- _PROBLEM TO WORK ON_
Spot every line with the word "color" and return it.

- _MATERIAL FOR THIS TASK_

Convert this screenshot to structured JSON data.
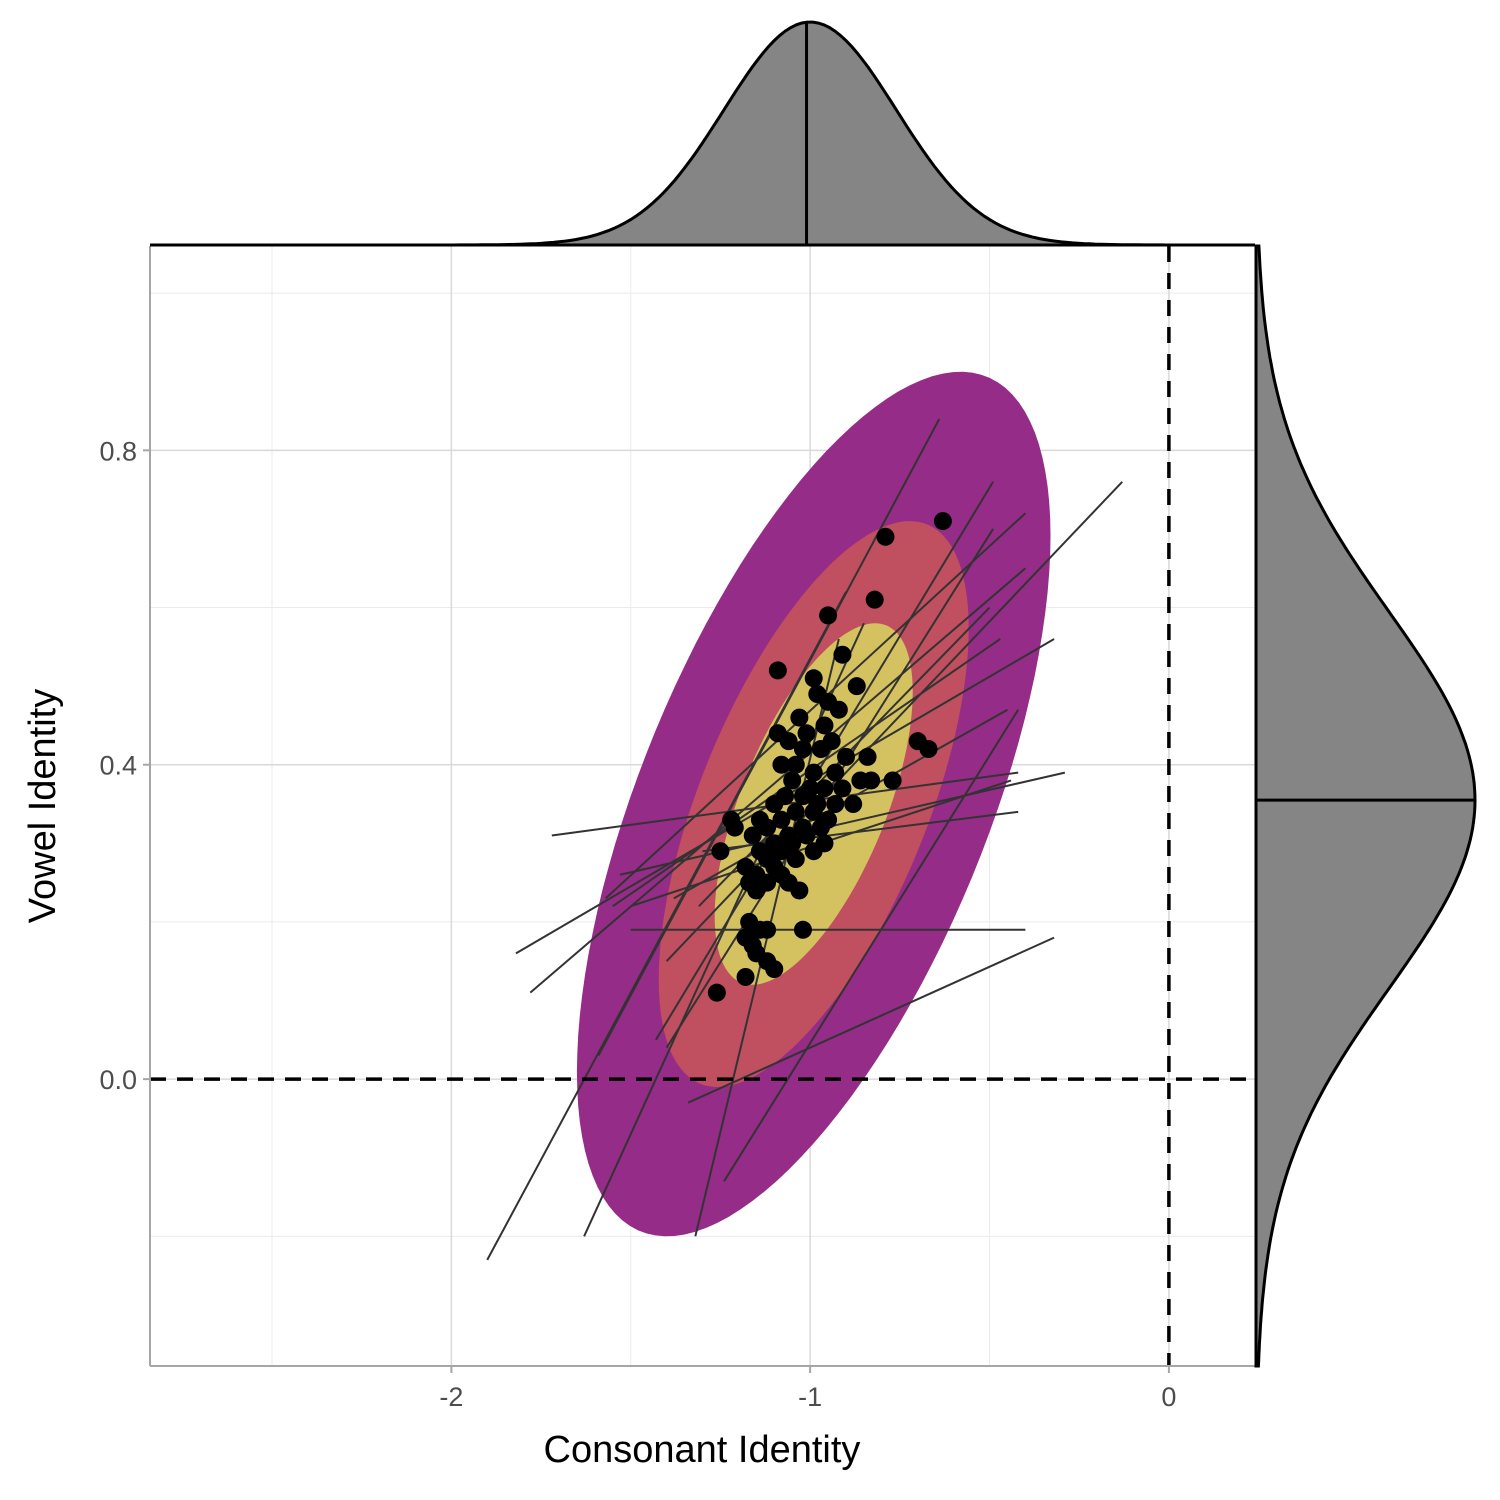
{
  "chart_data": {
    "type": "scatter",
    "title": "",
    "xlabel": "Consonant Identity",
    "ylabel": "Vowel Identity",
    "xlim": [
      -2.84,
      0.24
    ],
    "ylim": [
      -0.365,
      1.06
    ],
    "x_ticks": [
      {
        "value": -2,
        "label": "-2"
      },
      {
        "value": -1,
        "label": "-1"
      },
      {
        "value": 0,
        "label": "0"
      }
    ],
    "y_ticks": [
      {
        "value": 0.0,
        "label": "0.0"
      },
      {
        "value": 0.4,
        "label": "0.4"
      },
      {
        "value": 0.8,
        "label": "0.8"
      }
    ],
    "x_minor_grid": [
      -2.5,
      -1.5,
      -0.5
    ],
    "y_minor_grid": [
      -0.2,
      0.2,
      0.6,
      1.0
    ],
    "grid": true,
    "reference_lines": {
      "x": 0,
      "y": 0,
      "style": "dashed"
    },
    "density_contours": {
      "center": [
        -0.99,
        0.35
      ],
      "sd": [
        0.24,
        0.2
      ],
      "correlation": 0.62,
      "levels": [
        {
          "mahalanobis": 1.15,
          "color": "#D4C261"
        },
        {
          "mahalanobis": 1.8,
          "color": "#C04F5F"
        },
        {
          "mahalanobis": 2.75,
          "color": "#952C87"
        }
      ]
    },
    "points": [
      {
        "x": -0.63,
        "y": 0.71
      },
      {
        "x": -0.79,
        "y": 0.69
      },
      {
        "x": -0.82,
        "y": 0.61
      },
      {
        "x": -0.95,
        "y": 0.59
      },
      {
        "x": -0.91,
        "y": 0.54
      },
      {
        "x": -1.09,
        "y": 0.52
      },
      {
        "x": -0.99,
        "y": 0.51
      },
      {
        "x": -0.87,
        "y": 0.5
      },
      {
        "x": -0.98,
        "y": 0.49
      },
      {
        "x": -0.95,
        "y": 0.48
      },
      {
        "x": -0.92,
        "y": 0.47
      },
      {
        "x": -1.03,
        "y": 0.46
      },
      {
        "x": -0.96,
        "y": 0.45
      },
      {
        "x": -1.01,
        "y": 0.44
      },
      {
        "x": -1.09,
        "y": 0.44
      },
      {
        "x": -0.94,
        "y": 0.43
      },
      {
        "x": -0.7,
        "y": 0.43
      },
      {
        "x": -0.67,
        "y": 0.42
      },
      {
        "x": -1.06,
        "y": 0.43
      },
      {
        "x": -1.02,
        "y": 0.42
      },
      {
        "x": -0.97,
        "y": 0.42
      },
      {
        "x": -0.9,
        "y": 0.41
      },
      {
        "x": -0.84,
        "y": 0.41
      },
      {
        "x": -1.08,
        "y": 0.4
      },
      {
        "x": -1.04,
        "y": 0.4
      },
      {
        "x": -0.99,
        "y": 0.39
      },
      {
        "x": -0.93,
        "y": 0.39
      },
      {
        "x": -0.86,
        "y": 0.38
      },
      {
        "x": -0.77,
        "y": 0.38
      },
      {
        "x": -1.05,
        "y": 0.38
      },
      {
        "x": -1.0,
        "y": 0.37
      },
      {
        "x": -0.96,
        "y": 0.37
      },
      {
        "x": -0.91,
        "y": 0.37
      },
      {
        "x": -0.83,
        "y": 0.38
      },
      {
        "x": -1.07,
        "y": 0.36
      },
      {
        "x": -1.02,
        "y": 0.36
      },
      {
        "x": -0.98,
        "y": 0.35
      },
      {
        "x": -0.93,
        "y": 0.35
      },
      {
        "x": -0.88,
        "y": 0.35
      },
      {
        "x": -1.1,
        "y": 0.35
      },
      {
        "x": -1.04,
        "y": 0.34
      },
      {
        "x": -0.99,
        "y": 0.34
      },
      {
        "x": -0.95,
        "y": 0.33
      },
      {
        "x": -1.22,
        "y": 0.33
      },
      {
        "x": -1.14,
        "y": 0.33
      },
      {
        "x": -1.08,
        "y": 0.33
      },
      {
        "x": -1.02,
        "y": 0.32
      },
      {
        "x": -0.97,
        "y": 0.32
      },
      {
        "x": -1.21,
        "y": 0.32
      },
      {
        "x": -1.12,
        "y": 0.32
      },
      {
        "x": -1.06,
        "y": 0.31
      },
      {
        "x": -1.01,
        "y": 0.31
      },
      {
        "x": -1.16,
        "y": 0.31
      },
      {
        "x": -1.1,
        "y": 0.3
      },
      {
        "x": -1.05,
        "y": 0.3
      },
      {
        "x": -0.96,
        "y": 0.3
      },
      {
        "x": -1.14,
        "y": 0.29
      },
      {
        "x": -1.08,
        "y": 0.29
      },
      {
        "x": -1.25,
        "y": 0.29
      },
      {
        "x": -0.99,
        "y": 0.29
      },
      {
        "x": -1.12,
        "y": 0.28
      },
      {
        "x": -1.04,
        "y": 0.28
      },
      {
        "x": -1.18,
        "y": 0.27
      },
      {
        "x": -1.1,
        "y": 0.27
      },
      {
        "x": -1.15,
        "y": 0.26
      },
      {
        "x": -1.08,
        "y": 0.26
      },
      {
        "x": -1.17,
        "y": 0.25
      },
      {
        "x": -1.12,
        "y": 0.25
      },
      {
        "x": -1.06,
        "y": 0.25
      },
      {
        "x": -1.15,
        "y": 0.24
      },
      {
        "x": -1.03,
        "y": 0.24
      },
      {
        "x": -1.17,
        "y": 0.2
      },
      {
        "x": -1.14,
        "y": 0.19
      },
      {
        "x": -1.12,
        "y": 0.19
      },
      {
        "x": -1.02,
        "y": 0.19
      },
      {
        "x": -1.18,
        "y": 0.18
      },
      {
        "x": -1.16,
        "y": 0.17
      },
      {
        "x": -1.15,
        "y": 0.16
      },
      {
        "x": -1.12,
        "y": 0.15
      },
      {
        "x": -1.1,
        "y": 0.14
      },
      {
        "x": -1.18,
        "y": 0.13
      },
      {
        "x": -1.26,
        "y": 0.11
      }
    ],
    "lines": [
      {
        "x1": -1.59,
        "y1": 0.03,
        "x2": -0.64,
        "y2": 0.84
      },
      {
        "x1": -1.43,
        "y1": 0.05,
        "x2": -0.49,
        "y2": 0.76
      },
      {
        "x1": -1.57,
        "y1": 0.23,
        "x2": -0.4,
        "y2": 0.72
      },
      {
        "x1": -1.4,
        "y1": 0.04,
        "x2": -0.49,
        "y2": 0.7
      },
      {
        "x1": -1.78,
        "y1": 0.11,
        "x2": -0.4,
        "y2": 0.65
      },
      {
        "x1": -1.4,
        "y1": 0.15,
        "x2": -0.13,
        "y2": 0.76
      },
      {
        "x1": -1.55,
        "y1": 0.22,
        "x2": -0.47,
        "y2": 0.56
      },
      {
        "x1": -1.82,
        "y1": 0.16,
        "x2": -0.32,
        "y2": 0.56
      },
      {
        "x1": -1.31,
        "y1": 0.22,
        "x2": -0.5,
        "y2": 0.6
      },
      {
        "x1": -1.38,
        "y1": 0.23,
        "x2": -0.45,
        "y2": 0.47
      },
      {
        "x1": -1.72,
        "y1": 0.31,
        "x2": -0.42,
        "y2": 0.39
      },
      {
        "x1": -1.53,
        "y1": 0.26,
        "x2": -0.29,
        "y2": 0.39
      },
      {
        "x1": -1.3,
        "y1": 0.29,
        "x2": -0.42,
        "y2": 0.34
      },
      {
        "x1": -1.5,
        "y1": 0.22,
        "x2": -0.44,
        "y2": 0.38
      },
      {
        "x1": -1.5,
        "y1": 0.19,
        "x2": -0.4,
        "y2": 0.19
      },
      {
        "x1": -1.9,
        "y1": -0.23,
        "x2": -0.9,
        "y2": 0.62
      },
      {
        "x1": -1.63,
        "y1": -0.2,
        "x2": -0.85,
        "y2": 0.58
      },
      {
        "x1": -1.32,
        "y1": -0.2,
        "x2": -0.92,
        "y2": 0.56
      },
      {
        "x1": -1.24,
        "y1": -0.13,
        "x2": -0.42,
        "y2": 0.47
      },
      {
        "x1": -1.34,
        "y1": -0.03,
        "x2": -0.32,
        "y2": 0.18
      }
    ],
    "marginals": {
      "x": {
        "mean": -1.0,
        "sd": 0.24,
        "median": -1.01
      },
      "y": {
        "mean": 0.355,
        "sd": 0.24,
        "median": 0.355
      }
    }
  }
}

- _TASK SOLUTION_
          "color": "#D4C261"
          "color": "#C04F5F"
          "color": "#952C87"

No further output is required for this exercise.